● Goal
Reproduce the listing verbatim.
▼
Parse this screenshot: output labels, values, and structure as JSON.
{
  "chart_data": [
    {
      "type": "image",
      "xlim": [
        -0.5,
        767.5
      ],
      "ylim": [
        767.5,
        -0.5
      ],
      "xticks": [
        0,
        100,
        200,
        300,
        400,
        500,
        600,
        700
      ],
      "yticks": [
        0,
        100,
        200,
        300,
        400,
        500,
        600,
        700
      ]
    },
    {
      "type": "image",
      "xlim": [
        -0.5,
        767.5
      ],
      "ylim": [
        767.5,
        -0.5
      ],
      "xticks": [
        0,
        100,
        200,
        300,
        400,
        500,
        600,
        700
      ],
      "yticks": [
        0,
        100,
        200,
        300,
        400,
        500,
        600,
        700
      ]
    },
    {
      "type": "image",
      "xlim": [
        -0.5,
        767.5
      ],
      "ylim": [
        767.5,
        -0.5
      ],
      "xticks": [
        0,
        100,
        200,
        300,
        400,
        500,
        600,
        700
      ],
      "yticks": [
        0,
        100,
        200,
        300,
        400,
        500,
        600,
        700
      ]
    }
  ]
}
▲
● Correct output
Parse this screenshot: output labels, values, and structure as JSON.
{
  "chart_data": [
    {
      "type": "image",
      "xlim": [
        -0.5,
        767.5
      ],
      "ylim": [
        767.5,
        -0.5
      ],
      "xticks": [
        0,
        100,
        200,
        300,
        400,
        500,
        600,
        700
      ],
      "yticks": [
        0,
        100,
        200,
        300,
        400,
        500,
        600,
        700
      ]
    },
    {
      "type": "image",
      "xlim": [
        -0.5,
        767.5
      ],
      "ylim": [
        767.5,
        -0.5
      ],
      "xticks": [
        0,
        100,
        200,
        300,
        400,
        500,
        600,
        700
      ],
      "yticks": [
        0,
        100,
        200,
        300,
        400,
        500,
        600,
        700
      ]
    },
    {
      "type": "image",
      "xlim": [
        -0.5,
        767.5
      ],
      "ylim": [
        767.5,
        -0.5
      ],
      "xticks": [
        0,
        100,
        200,
        300,
        400,
        500,
        600,
        700
      ],
      "yticks": [
        0,
        100,
        200,
        300,
        400,
        500,
        600,
        700
      ]
    }
  ]
}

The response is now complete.